--- start Entries shown ---
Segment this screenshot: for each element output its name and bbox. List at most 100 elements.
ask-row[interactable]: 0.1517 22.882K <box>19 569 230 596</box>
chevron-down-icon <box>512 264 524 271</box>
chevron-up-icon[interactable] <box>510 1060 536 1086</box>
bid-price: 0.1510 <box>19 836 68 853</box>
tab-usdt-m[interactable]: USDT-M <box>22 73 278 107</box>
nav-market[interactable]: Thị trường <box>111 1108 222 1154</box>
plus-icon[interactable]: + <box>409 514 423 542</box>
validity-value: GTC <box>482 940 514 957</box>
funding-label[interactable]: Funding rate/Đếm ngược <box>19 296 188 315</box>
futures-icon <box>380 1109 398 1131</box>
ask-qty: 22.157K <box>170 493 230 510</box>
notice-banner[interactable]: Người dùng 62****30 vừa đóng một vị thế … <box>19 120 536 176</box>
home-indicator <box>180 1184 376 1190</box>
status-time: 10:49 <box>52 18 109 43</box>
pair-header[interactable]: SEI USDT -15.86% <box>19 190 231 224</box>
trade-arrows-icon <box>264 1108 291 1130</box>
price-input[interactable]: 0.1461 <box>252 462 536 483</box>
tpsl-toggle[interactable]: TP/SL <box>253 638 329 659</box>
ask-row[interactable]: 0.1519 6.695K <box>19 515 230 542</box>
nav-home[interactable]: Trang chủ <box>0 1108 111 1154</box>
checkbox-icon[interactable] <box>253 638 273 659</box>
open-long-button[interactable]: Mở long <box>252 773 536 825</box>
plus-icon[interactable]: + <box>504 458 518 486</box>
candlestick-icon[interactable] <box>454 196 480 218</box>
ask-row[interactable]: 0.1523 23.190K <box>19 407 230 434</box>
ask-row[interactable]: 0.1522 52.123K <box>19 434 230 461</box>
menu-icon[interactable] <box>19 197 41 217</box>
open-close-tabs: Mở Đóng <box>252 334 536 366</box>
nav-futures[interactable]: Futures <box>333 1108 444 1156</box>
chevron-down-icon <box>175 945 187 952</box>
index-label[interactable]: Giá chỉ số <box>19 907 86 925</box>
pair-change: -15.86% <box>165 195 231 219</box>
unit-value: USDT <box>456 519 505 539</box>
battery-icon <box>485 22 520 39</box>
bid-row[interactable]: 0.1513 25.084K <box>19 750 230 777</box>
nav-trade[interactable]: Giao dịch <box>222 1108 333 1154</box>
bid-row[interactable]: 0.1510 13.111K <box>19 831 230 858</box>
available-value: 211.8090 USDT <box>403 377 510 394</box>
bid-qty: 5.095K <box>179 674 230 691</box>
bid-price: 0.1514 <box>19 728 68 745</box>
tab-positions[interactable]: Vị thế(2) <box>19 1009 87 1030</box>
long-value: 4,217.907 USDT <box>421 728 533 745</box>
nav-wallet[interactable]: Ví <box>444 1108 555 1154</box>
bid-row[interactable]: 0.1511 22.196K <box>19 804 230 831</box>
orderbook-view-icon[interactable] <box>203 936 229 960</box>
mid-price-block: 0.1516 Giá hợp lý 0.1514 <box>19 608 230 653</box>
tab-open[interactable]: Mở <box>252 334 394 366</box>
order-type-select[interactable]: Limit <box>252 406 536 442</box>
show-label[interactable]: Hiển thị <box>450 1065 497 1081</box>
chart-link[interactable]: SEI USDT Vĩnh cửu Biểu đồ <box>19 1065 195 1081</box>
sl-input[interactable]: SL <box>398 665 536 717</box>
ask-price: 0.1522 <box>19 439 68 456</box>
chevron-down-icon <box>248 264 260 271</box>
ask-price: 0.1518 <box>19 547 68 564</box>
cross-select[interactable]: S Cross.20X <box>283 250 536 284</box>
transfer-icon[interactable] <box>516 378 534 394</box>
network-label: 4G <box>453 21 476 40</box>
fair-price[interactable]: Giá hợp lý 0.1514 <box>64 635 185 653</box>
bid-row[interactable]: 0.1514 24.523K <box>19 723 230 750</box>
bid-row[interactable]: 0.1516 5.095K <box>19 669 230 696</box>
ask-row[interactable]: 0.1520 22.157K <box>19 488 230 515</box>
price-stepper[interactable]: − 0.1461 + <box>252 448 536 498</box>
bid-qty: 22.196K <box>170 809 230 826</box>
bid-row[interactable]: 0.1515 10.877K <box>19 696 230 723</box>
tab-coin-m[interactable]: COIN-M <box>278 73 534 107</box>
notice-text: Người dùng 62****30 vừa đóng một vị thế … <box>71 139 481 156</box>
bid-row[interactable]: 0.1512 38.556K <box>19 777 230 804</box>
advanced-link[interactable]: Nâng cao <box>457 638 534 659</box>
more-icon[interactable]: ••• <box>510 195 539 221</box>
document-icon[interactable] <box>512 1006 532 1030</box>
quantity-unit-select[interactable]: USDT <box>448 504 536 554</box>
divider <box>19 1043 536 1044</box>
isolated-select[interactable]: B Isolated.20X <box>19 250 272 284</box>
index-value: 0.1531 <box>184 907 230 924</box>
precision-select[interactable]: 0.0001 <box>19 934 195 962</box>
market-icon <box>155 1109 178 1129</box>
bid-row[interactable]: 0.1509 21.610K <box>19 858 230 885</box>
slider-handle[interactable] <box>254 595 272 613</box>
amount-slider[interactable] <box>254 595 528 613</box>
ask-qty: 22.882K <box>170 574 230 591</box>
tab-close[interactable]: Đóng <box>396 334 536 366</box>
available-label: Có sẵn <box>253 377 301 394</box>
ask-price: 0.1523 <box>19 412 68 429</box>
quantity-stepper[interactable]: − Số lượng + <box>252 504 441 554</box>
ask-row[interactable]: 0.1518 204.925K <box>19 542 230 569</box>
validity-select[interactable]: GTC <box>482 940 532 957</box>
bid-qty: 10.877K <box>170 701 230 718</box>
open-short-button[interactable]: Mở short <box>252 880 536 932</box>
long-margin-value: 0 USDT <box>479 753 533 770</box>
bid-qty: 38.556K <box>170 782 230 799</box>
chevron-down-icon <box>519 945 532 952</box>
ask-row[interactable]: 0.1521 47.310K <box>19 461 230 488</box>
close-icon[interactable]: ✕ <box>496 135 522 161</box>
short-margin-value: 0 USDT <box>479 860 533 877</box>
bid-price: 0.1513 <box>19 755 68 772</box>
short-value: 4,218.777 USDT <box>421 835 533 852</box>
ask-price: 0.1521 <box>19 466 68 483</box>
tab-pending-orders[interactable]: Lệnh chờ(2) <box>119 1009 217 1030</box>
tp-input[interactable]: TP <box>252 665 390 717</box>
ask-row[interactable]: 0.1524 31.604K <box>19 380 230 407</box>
--- end Entries shown ---
What this task involves – Copy every item above line for line, keeping each character unchanged.

Task solution –
Segment this screenshot: for each element output its name and bbox. List at most 100 elements.
ask-row[interactable]: 0.1517 22.882K <box>19 569 230 596</box>
chevron-down-icon <box>512 264 524 271</box>
chevron-up-icon[interactable] <box>510 1060 536 1086</box>
bid-price: 0.1510 <box>19 836 68 853</box>
tab-usdt-m[interactable]: USDT-M <box>22 73 278 107</box>
nav-market[interactable]: Thị trường <box>111 1108 222 1154</box>
plus-icon[interactable]: + <box>409 514 423 542</box>
validity-value: GTC <box>482 940 514 957</box>
funding-label[interactable]: Funding rate/Đếm ngược <box>19 296 188 315</box>
futures-icon <box>380 1109 398 1131</box>
ask-qty: 22.157K <box>170 493 230 510</box>
notice-banner[interactable]: Người dùng 62****30 vừa đóng một vị thế … <box>19 120 536 176</box>
home-indicator <box>180 1184 376 1190</box>
status-time: 10:49 <box>52 18 109 43</box>
pair-header[interactable]: SEI USDT -15.86% <box>19 190 231 224</box>
trade-arrows-icon <box>264 1108 291 1130</box>
price-input[interactable]: 0.1461 <box>252 462 536 483</box>
tpsl-toggle[interactable]: TP/SL <box>253 638 329 659</box>
ask-row[interactable]: 0.1519 6.695K <box>19 515 230 542</box>
nav-home[interactable]: Trang chủ <box>0 1108 111 1154</box>
checkbox-icon[interactable] <box>253 638 273 659</box>
open-long-button[interactable]: Mở long <box>252 773 536 825</box>
plus-icon[interactable]: + <box>504 458 518 486</box>
candlestick-icon[interactable] <box>454 196 480 218</box>
ask-row[interactable]: 0.1523 23.190K <box>19 407 230 434</box>
ask-row[interactable]: 0.1522 52.123K <box>19 434 230 461</box>
menu-icon[interactable] <box>19 197 41 217</box>
open-close-tabs: Mở Đóng <box>252 334 536 366</box>
nav-futures[interactable]: Futures <box>333 1108 444 1156</box>
chevron-down-icon <box>175 945 187 952</box>
index-label[interactable]: Giá chỉ số <box>19 907 86 925</box>
pair-change: -15.86% <box>165 195 231 219</box>
unit-value: USDT <box>456 519 505 539</box>
battery-icon <box>485 22 520 39</box>
bid-row[interactable]: 0.1513 25.084K <box>19 750 230 777</box>
nav-trade[interactable]: Giao dịch <box>222 1108 333 1154</box>
bid-row[interactable]: 0.1510 13.111K <box>19 831 230 858</box>
available-value: 211.8090 USDT <box>403 377 510 394</box>
bid-qty: 5.095K <box>179 674 230 691</box>
bid-price: 0.1514 <box>19 728 68 745</box>
tab-positions[interactable]: Vị thế(2) <box>19 1009 87 1030</box>
long-value: 4,217.907 USDT <box>421 728 533 745</box>
nav-wallet[interactable]: Ví <box>444 1108 555 1154</box>
bid-row[interactable]: 0.1511 22.196K <box>19 804 230 831</box>
orderbook-view-icon[interactable] <box>203 936 229 960</box>
mid-price-block: 0.1516 Giá hợp lý 0.1514 <box>19 608 230 653</box>
tab-open[interactable]: Mở <box>252 334 394 366</box>
order-type-select[interactable]: Limit <box>252 406 536 442</box>
show-label[interactable]: Hiển thị <box>450 1065 497 1081</box>
chart-link[interactable]: SEI USDT Vĩnh cửu Biểu đồ <box>19 1065 195 1081</box>
sl-input[interactable]: SL <box>398 665 536 717</box>
ask-price: 0.1522 <box>19 439 68 456</box>
chevron-down-icon <box>248 264 260 271</box>
ask-price: 0.1518 <box>19 547 68 564</box>
cross-select[interactable]: S Cross.20X <box>283 250 536 284</box>
transfer-icon[interactable] <box>516 378 534 394</box>
network-label: 4G <box>453 21 476 40</box>
fair-price[interactable]: Giá hợp lý 0.1514 <box>64 635 185 653</box>
bid-row[interactable]: 0.1514 24.523K <box>19 723 230 750</box>
bid-row[interactable]: 0.1516 5.095K <box>19 669 230 696</box>
ask-row[interactable]: 0.1520 22.157K <box>19 488 230 515</box>
price-stepper[interactable]: − 0.1461 + <box>252 448 536 498</box>
bid-qty: 22.196K <box>170 809 230 826</box>
bid-row[interactable]: 0.1515 10.877K <box>19 696 230 723</box>
tab-coin-m[interactable]: COIN-M <box>278 73 534 107</box>
notice-text: Người dùng 62****30 vừa đóng một vị thế … <box>71 139 481 156</box>
bid-row[interactable]: 0.1512 38.556K <box>19 777 230 804</box>
advanced-link[interactable]: Nâng cao <box>457 638 534 659</box>
more-icon[interactable]: ••• <box>510 195 539 221</box>
document-icon[interactable] <box>512 1006 532 1030</box>
quantity-unit-select[interactable]: USDT <box>448 504 536 554</box>
divider <box>19 1043 536 1044</box>
isolated-select[interactable]: B Isolated.20X <box>19 250 272 284</box>
index-value: 0.1531 <box>184 907 230 924</box>
precision-select[interactable]: 0.0001 <box>19 934 195 962</box>
market-icon <box>155 1109 178 1129</box>
bid-row[interactable]: 0.1509 21.610K <box>19 858 230 885</box>
slider-handle[interactable] <box>254 595 272 613</box>
amount-slider[interactable] <box>254 595 528 613</box>
ask-qty: 22.882K <box>170 574 230 591</box>
tab-close[interactable]: Đóng <box>396 334 536 366</box>
available-label: Có sẵn <box>253 377 301 394</box>
ask-price: 0.1523 <box>19 412 68 429</box>
quantity-stepper[interactable]: − Số lượng + <box>252 504 441 554</box>
ask-row[interactable]: 0.1518 204.925K <box>19 542 230 569</box>
validity-select[interactable]: GTC <box>482 940 532 957</box>
bid-qty: 10.877K <box>170 701 230 718</box>
open-short-button[interactable]: Mở short <box>252 880 536 932</box>
long-margin-value: 0 USDT <box>479 753 533 770</box>
bid-qty: 38.556K <box>170 782 230 799</box>
chevron-down-icon <box>519 945 532 952</box>
ask-row[interactable]: 0.1521 47.310K <box>19 461 230 488</box>
close-icon[interactable]: ✕ <box>496 135 522 161</box>
short-margin-value: 0 USDT <box>479 860 533 877</box>
bid-price: 0.1513 <box>19 755 68 772</box>
short-value: 4,218.777 USDT <box>421 835 533 852</box>
ask-price: 0.1521 <box>19 466 68 483</box>
tab-pending-orders[interactable]: Lệnh chờ(2) <box>119 1009 217 1030</box>
tp-input[interactable]: TP <box>252 665 390 717</box>
ask-row[interactable]: 0.1524 31.604K <box>19 380 230 407</box>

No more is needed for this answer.